* _RECORD LIST_:

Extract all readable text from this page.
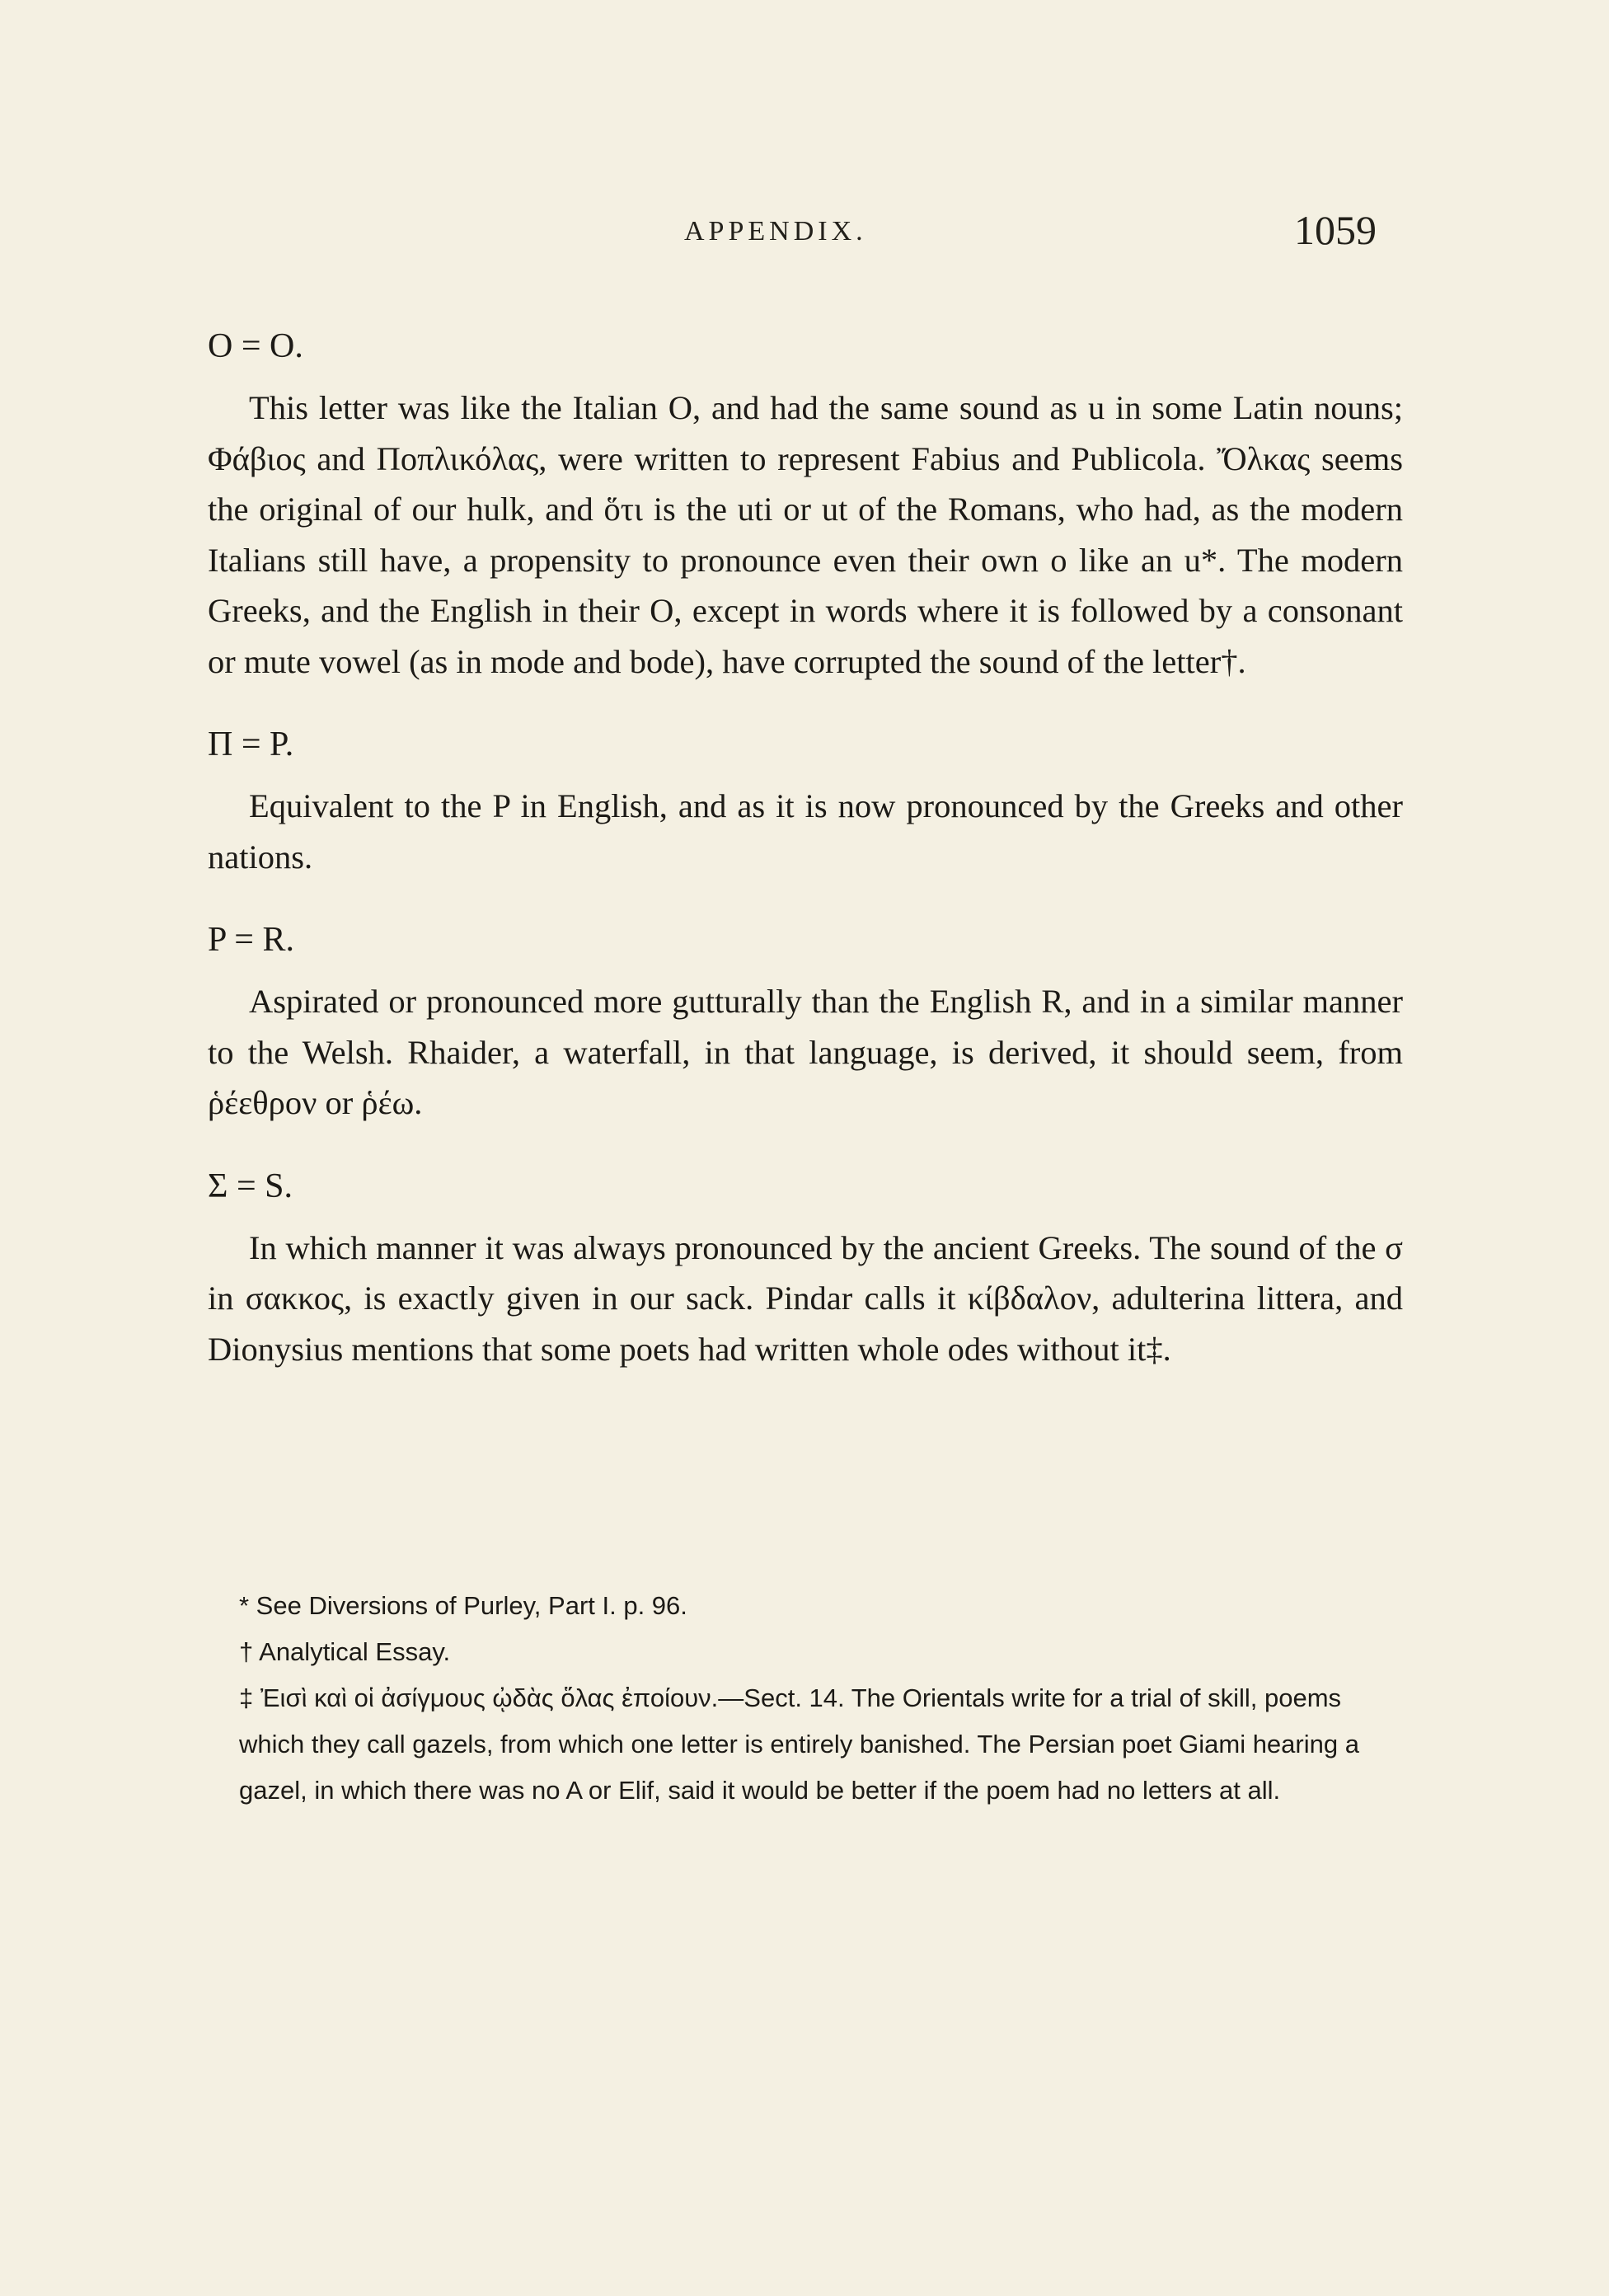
APPENDIX.	1059
O = O.

This letter was like the Italian O, and had the same sound as u in some Latin nouns; Φάβιος and Ποπλικόλας, were written to represent Fabius and Publicola. Ὄλκας seems the original of our hulk, and ὅτι is the uti or ut of the Romans, who had, as the modern Italians still have, a propensity to pronounce even their own o like an u*. The modern Greeks, and the English in their O, except in words where it is followed by a consonant or mute vowel (as in mode and bode), have corrupted the sound of the letter†.

Π = P.

Equivalent to the P in English, and as it is now pronounced by the Greeks and other nations.

P = R.

Aspirated or pronounced more gutturally than the English R, and in a similar manner to the Welsh. Rhaider, a waterfall, in that language, is derived, it should seem, from ῥέεθρον or ῥέω.

Σ = S.

In which manner it was always pronounced by the ancient Greeks. The sound of the σ in σακκος, is exactly given in our sack. Pindar calls it κίβδαλον, adulterina littera, and Dionysius mentions that some poets had written whole odes without it‡.

* See Diversions of Purley, Part I. p. 96.

† Analytical Essay.

‡ Ἐισὶ καὶ οἱ ἀσίγμους ᾠδὰς ὅλας ἐποίουν.—Sect. 14. The Orientals write for a trial of skill, poems which they call gazels, from which one letter is entirely banished. The Persian poet Giami hearing a gazel, in which there was no A or Elif, said it would be better if the poem had no letters at all.
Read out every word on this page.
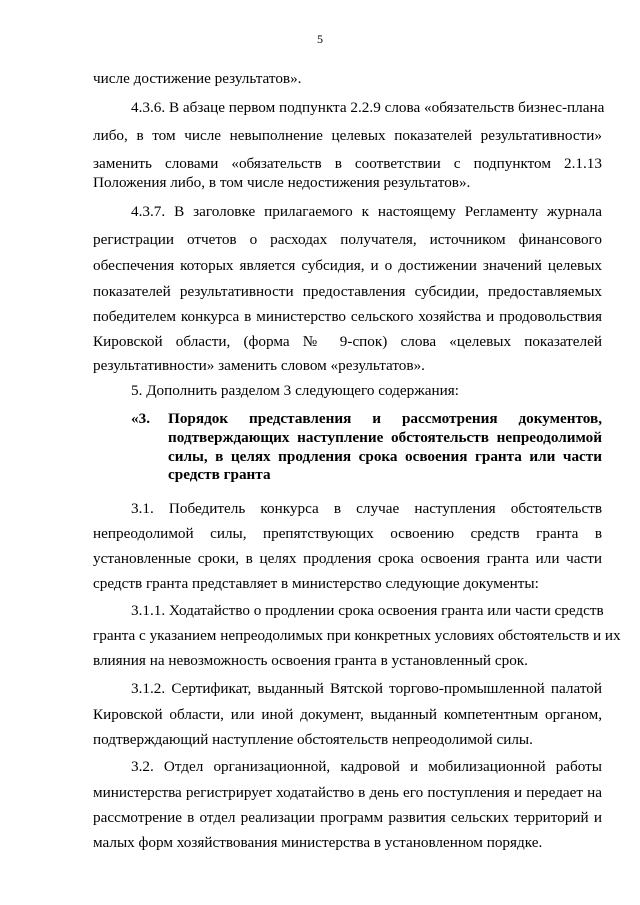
5
числе достижение результатов».
4.3.6. В абзаце первом подпункта 2.2.9 слова «обязательств бизнес-плана
либо, в том числе невыполнение целевых показателей результативности»
заменить словами «обязательств в соответствии с подпунктом 2.1.13
Положения либо, в том числе недостижения результатов».
4.3.7. В заголовке прилагаемого к настоящему Регламенту журнала
регистрации отчетов о расходах получателя, источником финансового
обеспечения которых является субсидия, и о достижении значений целевых
показателей результативности предоставления субсидии, предоставляемых
победителем конкурса в министерство сельского хозяйства и продовольствия
Кировской области, (форма № 9-спок) слова «целевых показателей
результативности» заменить словом «результатов».
5. Дополнить разделом 3 следующего содержания:
«3. Порядок представления и рассмотрения документов,
подтверждающих наступление обстоятельств непреодолимой
силы, в целях продления срока освоения гранта или части
средств гранта
3.1. Победитель конкурса в случае наступления обстоятельств
непреодолимой силы, препятствующих освоению средств гранта в
установленные сроки, в целях продления срока освоения гранта или части
средств гранта представляет в министерство следующие документы:
3.1.1. Ходатайство о продлении срока освоения гранта или части средств
гранта с указанием непреодолимых при конкретных условиях обстоятельств и их
влияния на невозможность освоения гранта в установленный срок.
3.1.2. Сертификат, выданный Вятской торгово-промышленной палатой
Кировской области, или иной документ, выданный компетентным органом,
подтверждающий наступление обстоятельств непреодолимой силы.
3.2. Отдел организационной, кадровой и мобилизационной работы
министерства регистрирует ходатайство в день его поступления и передает на
рассмотрение в отдел реализации программ развития сельских территорий и
малых форм хозяйствования министерства в установленном порядке.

* _DIRECTIONS FOR THIS TASK_: Reproduce the whole listing exactly, but not the images in it.

* _RESULT_:
Extract all readable text from this page.
APPENDIX.	1059
O = O.

This letter was like the Italian O, and had the same sound as u in some Latin nouns; Φάβιος and Ποπλικόλας, were written to represent Fabius and Publicola. Ὄλκας seems the original of our hulk, and ὅτι is the uti or ut of the Romans, who had, as the modern Italians still have, a propensity to pronounce even their own o like an u*. The modern Greeks, and the English in their O, except in words where it is followed by a consonant or mute vowel (as in mode and bode), have corrupted the sound of the letter†.

Π = P.

Equivalent to the P in English, and as it is now pronounced by the Greeks and other nations.

P = R.

Aspirated or pronounced more gutturally than the English R, and in a similar manner to the Welsh. Rhaider, a waterfall, in that language, is derived, it should seem, from ῥέεθρον or ῥέω.

Σ = S.

In which manner it was always pronounced by the ancient Greeks. The sound of the σ in σακκος, is exactly given in our sack. Pindar calls it κίβδαλον, adulterina littera, and Dionysius mentions that some poets had written whole odes without it‡.

* See Diversions of Purley, Part I. p. 96.

† Analytical Essay.

‡ Ἐισὶ καὶ οἱ ἀσίγμους ᾠδὰς ὅλας ἐποίουν.—Sect. 14. The Orientals write for a trial of skill, poems which they call gazels, from which one letter is entirely banished. The Persian poet Giami hearing a gazel, in which there was no A or Elif, said it would be better if the poem had no letters at all.
Read out every word on this page.
5
числе достижение результатов».
4.3.6. В абзаце первом подпункта 2.2.9 слова «обязательств бизнес-плана
либо, в том числе невыполнение целевых показателей результативности»
заменить словами «обязательств в соответствии с подпунктом 2.1.13
Положения либо, в том числе недостижения результатов».
4.3.7. В заголовке прилагаемого к настоящему Регламенту журнала
регистрации отчетов о расходах получателя, источником финансового
обеспечения которых является субсидия, и о достижении значений целевых
показателей результативности предоставления субсидии, предоставляемых
победителем конкурса в министерство сельского хозяйства и продовольствия
Кировской области, (форма № 9-спок) слова «целевых показателей
результативности» заменить словом «результатов».
5. Дополнить разделом 3 следующего содержания:
«3. Порядок представления и рассмотрения документов,
подтверждающих наступление обстоятельств непреодолимой
силы, в целях продления срока освоения гранта или части
средств гранта
3.1. Победитель конкурса в случае наступления обстоятельств
непреодолимой силы, препятствующих освоению средств гранта в
установленные сроки, в целях продления срока освоения гранта или части
средств гранта представляет в министерство следующие документы:
3.1.1. Ходатайство о продлении срока освоения гранта или части средств
гранта с указанием непреодолимых при конкретных условиях обстоятельств и их
влияния на невозможность освоения гранта в установленный срок.
3.1.2. Сертификат, выданный Вятской торгово-промышленной палатой
Кировской области, или иной документ, выданный компетентным органом,
подтверждающий наступление обстоятельств непреодолимой силы.
3.2. Отдел организационной, кадровой и мобилизационной работы
министерства регистрирует ходатайство в день его поступления и передает на
рассмотрение в отдел реализации программ развития сельских территорий и
малых форм хозяйствования министерства в установленном порядке.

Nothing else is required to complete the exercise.